What the exercise asks: Tally the lines in the listing below that contain "great" and report the tally alone.
▼
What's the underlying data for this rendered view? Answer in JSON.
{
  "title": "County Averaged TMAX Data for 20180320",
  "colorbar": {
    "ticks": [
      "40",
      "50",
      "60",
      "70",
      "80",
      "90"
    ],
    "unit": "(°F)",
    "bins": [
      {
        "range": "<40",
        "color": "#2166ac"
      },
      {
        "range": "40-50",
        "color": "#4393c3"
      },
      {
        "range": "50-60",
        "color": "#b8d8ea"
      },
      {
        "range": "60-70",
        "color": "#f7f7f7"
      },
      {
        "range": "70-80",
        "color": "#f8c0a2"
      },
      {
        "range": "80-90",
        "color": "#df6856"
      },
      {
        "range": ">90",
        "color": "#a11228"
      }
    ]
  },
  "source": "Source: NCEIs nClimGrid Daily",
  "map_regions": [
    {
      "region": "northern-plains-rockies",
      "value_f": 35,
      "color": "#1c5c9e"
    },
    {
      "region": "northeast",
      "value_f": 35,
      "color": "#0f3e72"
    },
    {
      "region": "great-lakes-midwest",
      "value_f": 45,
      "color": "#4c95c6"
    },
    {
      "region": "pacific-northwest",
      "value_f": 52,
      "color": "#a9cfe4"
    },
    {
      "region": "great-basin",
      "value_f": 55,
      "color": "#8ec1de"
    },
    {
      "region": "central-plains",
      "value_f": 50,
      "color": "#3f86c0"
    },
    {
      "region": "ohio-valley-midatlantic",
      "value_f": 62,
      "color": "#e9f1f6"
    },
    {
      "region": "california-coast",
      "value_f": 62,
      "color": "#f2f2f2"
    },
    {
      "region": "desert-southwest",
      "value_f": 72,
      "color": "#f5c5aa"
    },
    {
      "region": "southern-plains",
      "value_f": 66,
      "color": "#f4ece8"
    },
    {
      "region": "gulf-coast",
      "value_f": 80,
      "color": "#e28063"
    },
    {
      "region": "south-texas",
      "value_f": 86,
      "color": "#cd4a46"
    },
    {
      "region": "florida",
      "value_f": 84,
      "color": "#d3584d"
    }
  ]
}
▲
Reply to the task: 2